**Exercise details**
Search the data below for the string "natural". Extract every line that contains it.

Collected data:
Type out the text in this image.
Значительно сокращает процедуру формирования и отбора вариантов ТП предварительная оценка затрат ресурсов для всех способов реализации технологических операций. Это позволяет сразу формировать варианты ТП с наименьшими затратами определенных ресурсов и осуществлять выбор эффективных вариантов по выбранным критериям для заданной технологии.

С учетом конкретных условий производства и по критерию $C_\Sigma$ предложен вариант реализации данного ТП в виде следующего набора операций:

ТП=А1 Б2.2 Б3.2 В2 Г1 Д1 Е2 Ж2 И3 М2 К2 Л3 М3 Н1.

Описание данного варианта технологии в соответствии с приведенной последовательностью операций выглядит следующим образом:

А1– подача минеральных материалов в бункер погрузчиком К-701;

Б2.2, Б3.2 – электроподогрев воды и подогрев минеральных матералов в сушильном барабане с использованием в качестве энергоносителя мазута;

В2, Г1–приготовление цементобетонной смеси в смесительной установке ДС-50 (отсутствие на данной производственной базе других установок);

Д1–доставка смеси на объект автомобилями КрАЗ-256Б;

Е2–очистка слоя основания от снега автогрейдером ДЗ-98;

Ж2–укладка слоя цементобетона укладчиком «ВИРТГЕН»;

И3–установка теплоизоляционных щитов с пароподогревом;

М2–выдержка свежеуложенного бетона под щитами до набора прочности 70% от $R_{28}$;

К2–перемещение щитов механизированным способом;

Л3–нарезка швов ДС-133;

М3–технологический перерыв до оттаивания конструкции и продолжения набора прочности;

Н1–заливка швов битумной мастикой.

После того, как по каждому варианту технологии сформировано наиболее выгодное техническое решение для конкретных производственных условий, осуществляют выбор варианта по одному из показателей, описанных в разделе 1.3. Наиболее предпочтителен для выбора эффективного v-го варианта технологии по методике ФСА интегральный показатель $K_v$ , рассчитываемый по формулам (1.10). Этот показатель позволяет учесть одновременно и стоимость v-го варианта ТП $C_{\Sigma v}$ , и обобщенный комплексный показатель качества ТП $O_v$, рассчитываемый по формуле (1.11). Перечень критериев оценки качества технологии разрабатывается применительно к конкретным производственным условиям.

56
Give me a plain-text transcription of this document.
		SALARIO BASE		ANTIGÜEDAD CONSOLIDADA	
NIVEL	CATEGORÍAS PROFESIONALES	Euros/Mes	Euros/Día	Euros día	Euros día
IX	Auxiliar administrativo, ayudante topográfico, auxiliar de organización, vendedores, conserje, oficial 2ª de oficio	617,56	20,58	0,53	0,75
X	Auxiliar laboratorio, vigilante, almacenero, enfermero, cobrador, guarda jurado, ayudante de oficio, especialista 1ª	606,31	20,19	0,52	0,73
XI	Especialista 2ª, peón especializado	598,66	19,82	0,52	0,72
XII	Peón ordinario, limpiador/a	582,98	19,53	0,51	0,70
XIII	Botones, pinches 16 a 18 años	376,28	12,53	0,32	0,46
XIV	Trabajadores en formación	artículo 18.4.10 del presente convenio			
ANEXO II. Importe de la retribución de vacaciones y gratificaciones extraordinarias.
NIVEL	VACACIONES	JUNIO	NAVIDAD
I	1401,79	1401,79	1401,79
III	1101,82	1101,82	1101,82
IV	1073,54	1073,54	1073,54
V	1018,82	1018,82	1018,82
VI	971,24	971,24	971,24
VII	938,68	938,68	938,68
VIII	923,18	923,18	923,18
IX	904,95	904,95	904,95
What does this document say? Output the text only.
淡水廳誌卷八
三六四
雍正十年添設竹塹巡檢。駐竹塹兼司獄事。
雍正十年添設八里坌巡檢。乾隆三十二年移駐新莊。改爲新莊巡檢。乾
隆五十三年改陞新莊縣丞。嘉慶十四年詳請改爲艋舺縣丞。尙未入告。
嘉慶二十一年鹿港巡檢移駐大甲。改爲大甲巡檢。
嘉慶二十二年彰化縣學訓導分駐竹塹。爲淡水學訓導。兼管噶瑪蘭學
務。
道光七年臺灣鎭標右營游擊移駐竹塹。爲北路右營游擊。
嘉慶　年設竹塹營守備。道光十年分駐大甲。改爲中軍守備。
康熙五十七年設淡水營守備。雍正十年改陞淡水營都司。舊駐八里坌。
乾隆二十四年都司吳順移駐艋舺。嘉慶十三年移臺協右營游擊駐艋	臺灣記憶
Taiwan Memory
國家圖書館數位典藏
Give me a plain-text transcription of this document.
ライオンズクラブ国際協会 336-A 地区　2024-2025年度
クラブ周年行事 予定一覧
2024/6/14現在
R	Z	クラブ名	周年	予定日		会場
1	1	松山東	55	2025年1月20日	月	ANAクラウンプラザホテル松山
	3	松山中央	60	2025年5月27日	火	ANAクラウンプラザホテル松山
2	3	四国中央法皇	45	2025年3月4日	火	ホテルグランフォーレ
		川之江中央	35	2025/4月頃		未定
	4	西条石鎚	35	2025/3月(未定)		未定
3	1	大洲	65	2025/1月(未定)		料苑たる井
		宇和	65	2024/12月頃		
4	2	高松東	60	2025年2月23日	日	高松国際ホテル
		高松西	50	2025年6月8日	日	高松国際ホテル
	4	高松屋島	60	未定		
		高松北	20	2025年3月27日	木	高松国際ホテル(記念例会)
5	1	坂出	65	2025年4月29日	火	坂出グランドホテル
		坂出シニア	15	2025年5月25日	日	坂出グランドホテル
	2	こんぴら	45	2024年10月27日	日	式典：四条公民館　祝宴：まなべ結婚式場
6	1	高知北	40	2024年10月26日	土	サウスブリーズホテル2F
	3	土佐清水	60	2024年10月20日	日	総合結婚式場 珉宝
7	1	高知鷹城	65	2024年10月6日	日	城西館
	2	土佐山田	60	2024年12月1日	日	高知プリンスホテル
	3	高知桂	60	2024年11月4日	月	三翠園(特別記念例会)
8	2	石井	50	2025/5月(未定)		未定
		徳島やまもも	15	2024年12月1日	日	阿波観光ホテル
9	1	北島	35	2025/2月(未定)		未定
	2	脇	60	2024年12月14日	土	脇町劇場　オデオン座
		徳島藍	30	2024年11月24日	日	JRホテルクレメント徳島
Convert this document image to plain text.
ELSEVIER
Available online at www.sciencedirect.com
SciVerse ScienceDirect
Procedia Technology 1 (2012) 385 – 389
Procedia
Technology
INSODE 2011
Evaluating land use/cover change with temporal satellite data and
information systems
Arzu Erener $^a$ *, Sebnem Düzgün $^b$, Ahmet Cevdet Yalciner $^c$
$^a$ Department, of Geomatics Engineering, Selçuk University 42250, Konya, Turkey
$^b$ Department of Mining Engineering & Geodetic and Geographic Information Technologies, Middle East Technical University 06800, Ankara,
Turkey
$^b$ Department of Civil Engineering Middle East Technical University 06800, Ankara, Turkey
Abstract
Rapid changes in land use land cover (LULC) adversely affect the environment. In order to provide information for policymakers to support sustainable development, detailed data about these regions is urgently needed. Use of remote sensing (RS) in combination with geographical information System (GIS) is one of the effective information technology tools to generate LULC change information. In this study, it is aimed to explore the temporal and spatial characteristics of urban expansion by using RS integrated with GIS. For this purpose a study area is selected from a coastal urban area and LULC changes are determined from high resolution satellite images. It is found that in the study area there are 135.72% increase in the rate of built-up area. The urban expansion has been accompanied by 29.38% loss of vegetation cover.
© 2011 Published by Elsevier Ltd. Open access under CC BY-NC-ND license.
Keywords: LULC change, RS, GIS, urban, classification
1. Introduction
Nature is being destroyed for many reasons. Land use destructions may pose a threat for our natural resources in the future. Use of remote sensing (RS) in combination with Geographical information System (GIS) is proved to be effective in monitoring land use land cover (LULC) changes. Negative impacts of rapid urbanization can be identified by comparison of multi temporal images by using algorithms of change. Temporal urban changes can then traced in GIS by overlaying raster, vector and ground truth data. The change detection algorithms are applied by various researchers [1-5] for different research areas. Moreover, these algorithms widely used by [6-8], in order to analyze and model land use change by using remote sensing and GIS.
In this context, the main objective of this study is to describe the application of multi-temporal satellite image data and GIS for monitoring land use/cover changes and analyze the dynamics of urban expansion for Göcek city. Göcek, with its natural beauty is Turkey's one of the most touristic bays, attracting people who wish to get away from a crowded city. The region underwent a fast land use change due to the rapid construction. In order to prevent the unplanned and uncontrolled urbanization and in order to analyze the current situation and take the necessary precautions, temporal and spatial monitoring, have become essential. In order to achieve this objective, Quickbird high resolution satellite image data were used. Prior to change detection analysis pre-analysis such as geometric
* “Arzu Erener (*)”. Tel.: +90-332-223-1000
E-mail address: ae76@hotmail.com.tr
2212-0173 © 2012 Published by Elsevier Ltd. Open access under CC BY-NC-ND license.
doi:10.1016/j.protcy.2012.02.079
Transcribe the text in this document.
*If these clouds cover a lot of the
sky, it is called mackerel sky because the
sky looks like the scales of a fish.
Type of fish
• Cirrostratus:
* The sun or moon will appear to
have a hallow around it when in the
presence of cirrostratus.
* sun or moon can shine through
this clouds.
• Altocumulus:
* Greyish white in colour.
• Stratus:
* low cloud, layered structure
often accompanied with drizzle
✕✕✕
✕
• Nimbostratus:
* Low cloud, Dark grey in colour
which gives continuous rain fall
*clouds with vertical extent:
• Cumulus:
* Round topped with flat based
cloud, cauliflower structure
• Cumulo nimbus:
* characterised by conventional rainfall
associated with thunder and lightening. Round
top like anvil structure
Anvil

**Exercise result**
Nature is being destroyed for many reasons. Land use destructions may pose a threat for our natural resources in the future. Use of remote sensing (RS) in combination with Geographical information System (GIS) is proved to be effective in monitoring land use land cover (LULC) changes. Negative impacts of rapid urbanization can be identified by comparison of multi temporal images by using algorithms of change. Temporal urban changes can then traced in GIS by overlaying raster, vector and ground truth data. The change detection algorithms are applied by various researchers [1-5] for different research areas. Moreover, these algorithms widely used by [6-8], in order to analyze and model land use change by using remote sensing and GIS.
In this context, the main objective of this study is to describe the application of multi-temporal satellite image data and GIS for monitoring land use/cover changes and analyze the dynamics of urban expansion for Göcek city. Göcek, with its natural beauty is Turkey's one of the most touristic bays, attracting people who wish to get away from a crowded city. The region underwent a fast land use change due to the rapid construction. In order to prevent the unplanned and uncontrolled urbanization and in order to analyze the current situation and take the necessary precautions, temporal and spatial monitoring, have become essential. In order to achieve this objective, Quickbird high resolution satellite image data were used. Prior to change detection analysis pre-analysis such as geometric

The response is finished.